**** DATA LISTING

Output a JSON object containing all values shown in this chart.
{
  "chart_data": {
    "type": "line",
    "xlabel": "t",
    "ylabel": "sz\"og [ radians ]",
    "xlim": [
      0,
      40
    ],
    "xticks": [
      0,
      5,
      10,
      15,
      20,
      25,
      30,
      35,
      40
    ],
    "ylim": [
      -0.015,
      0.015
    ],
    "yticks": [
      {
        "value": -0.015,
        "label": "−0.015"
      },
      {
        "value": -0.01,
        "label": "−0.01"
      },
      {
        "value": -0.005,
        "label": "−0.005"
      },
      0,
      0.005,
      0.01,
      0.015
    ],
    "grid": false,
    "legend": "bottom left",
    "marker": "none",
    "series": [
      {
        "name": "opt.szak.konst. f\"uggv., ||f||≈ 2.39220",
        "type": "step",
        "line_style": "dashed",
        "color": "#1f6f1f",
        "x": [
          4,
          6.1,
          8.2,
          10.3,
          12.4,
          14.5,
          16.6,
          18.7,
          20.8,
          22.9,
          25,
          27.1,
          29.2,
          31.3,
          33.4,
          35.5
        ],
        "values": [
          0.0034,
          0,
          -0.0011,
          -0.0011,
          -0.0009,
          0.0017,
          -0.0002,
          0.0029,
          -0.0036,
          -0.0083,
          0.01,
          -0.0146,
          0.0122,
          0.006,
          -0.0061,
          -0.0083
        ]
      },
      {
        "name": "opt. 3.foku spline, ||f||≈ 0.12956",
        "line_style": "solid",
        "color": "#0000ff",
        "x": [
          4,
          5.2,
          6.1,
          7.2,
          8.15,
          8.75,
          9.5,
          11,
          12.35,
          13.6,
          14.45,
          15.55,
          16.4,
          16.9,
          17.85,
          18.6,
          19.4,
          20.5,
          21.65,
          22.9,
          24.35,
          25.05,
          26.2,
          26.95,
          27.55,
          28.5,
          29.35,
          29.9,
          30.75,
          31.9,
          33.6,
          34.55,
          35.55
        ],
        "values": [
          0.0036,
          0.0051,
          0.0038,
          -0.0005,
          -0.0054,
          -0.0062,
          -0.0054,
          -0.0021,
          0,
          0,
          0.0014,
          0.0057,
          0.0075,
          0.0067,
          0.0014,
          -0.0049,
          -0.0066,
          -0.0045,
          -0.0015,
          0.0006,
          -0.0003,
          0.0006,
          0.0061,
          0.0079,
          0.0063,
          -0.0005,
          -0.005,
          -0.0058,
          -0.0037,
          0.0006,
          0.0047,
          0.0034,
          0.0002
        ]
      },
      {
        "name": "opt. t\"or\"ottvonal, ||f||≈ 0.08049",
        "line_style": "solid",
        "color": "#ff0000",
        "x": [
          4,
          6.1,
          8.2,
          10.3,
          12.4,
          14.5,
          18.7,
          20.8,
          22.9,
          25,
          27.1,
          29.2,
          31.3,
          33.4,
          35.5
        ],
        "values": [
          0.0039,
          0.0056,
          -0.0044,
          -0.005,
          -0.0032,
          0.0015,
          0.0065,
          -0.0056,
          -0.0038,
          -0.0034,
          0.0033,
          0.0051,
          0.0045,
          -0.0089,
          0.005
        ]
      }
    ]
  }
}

********

### PROBLEM DESCRIPTION
Write down every line of the data exactly as it appears above.

### FULL RESPONSE
Output a JSON object containing all values shown in this chart.
{
  "chart_data": {
    "type": "line",
    "xlabel": "t",
    "ylabel": "sz\"og [ radians ]",
    "xlim": [
      0,
      40
    ],
    "xticks": [
      0,
      5,
      10,
      15,
      20,
      25,
      30,
      35,
      40
    ],
    "ylim": [
      -0.015,
      0.015
    ],
    "yticks": [
      {
        "value": -0.015,
        "label": "−0.015"
      },
      {
        "value": -0.01,
        "label": "−0.01"
      },
      {
        "value": -0.005,
        "label": "−0.005"
      },
      0,
      0.005,
      0.01,
      0.015
    ],
    "grid": false,
    "legend": "bottom left",
    "marker": "none",
    "series": [
      {
        "name": "opt.szak.konst. f\"uggv., ||f||≈ 2.39220",
        "type": "step",
        "line_style": "dashed",
        "color": "#1f6f1f",
        "x": [
          4,
          6.1,
          8.2,
          10.3,
          12.4,
          14.5,
          16.6,
          18.7,
          20.8,
          22.9,
          25,
          27.1,
          29.2,
          31.3,
          33.4,
          35.5
        ],
        "values": [
          0.0034,
          0,
          -0.0011,
          -0.0011,
          -0.0009,
          0.0017,
          -0.0002,
          0.0029,
          -0.0036,
          -0.0083,
          0.01,
          -0.0146,
          0.0122,
          0.006,
          -0.0061,
          -0.0083
        ]
      },
      {
        "name": "opt. 3.foku spline, ||f||≈ 0.12956",
        "line_style": "solid",
        "color": "#0000ff",
        "x": [
          4,
          5.2,
          6.1,
          7.2,
          8.15,
          8.75,
          9.5,
          11,
          12.35,
          13.6,
          14.45,
          15.55,
          16.4,
          16.9,
          17.85,
          18.6,
          19.4,
          20.5,
          21.65,
          22.9,
          24.35,
          25.05,
          26.2,
          26.95,
          27.55,
          28.5,
          29.35,
          29.9,
          30.75,
          31.9,
          33.6,
          34.55,
          35.55
        ],
        "values": [
          0.0036,
          0.0051,
          0.0038,
          -0.0005,
          -0.0054,
          -0.0062,
          -0.0054,
          -0.0021,
          0,
          0,
          0.0014,
          0.0057,
          0.0075,
          0.0067,
          0.0014,
          -0.0049,
          -0.0066,
          -0.0045,
          -0.0015,
          0.0006,
          -0.0003,
          0.0006,
          0.0061,
          0.0079,
          0.0063,
          -0.0005,
          -0.005,
          -0.0058,
          -0.0037,
          0.0006,
          0.0047,
          0.0034,
          0.0002
        ]
      },
      {
        "name": "opt. t\"or\"ottvonal, ||f||≈ 0.08049",
        "line_style": "solid",
        "color": "#ff0000",
        "x": [
          4,
          6.1,
          8.2,
          10.3,
          12.4,
          14.5,
          18.7,
          20.8,
          22.9,
          25,
          27.1,
          29.2,
          31.3,
          33.4,
          35.5
        ],
        "values": [
          0.0039,
          0.0056,
          -0.0044,
          -0.005,
          -0.0032,
          0.0015,
          0.0065,
          -0.0056,
          -0.0038,
          -0.0034,
          0.0033,
          0.0051,
          0.0045,
          -0.0089,
          0.005
        ]
      }
    ]
  }
}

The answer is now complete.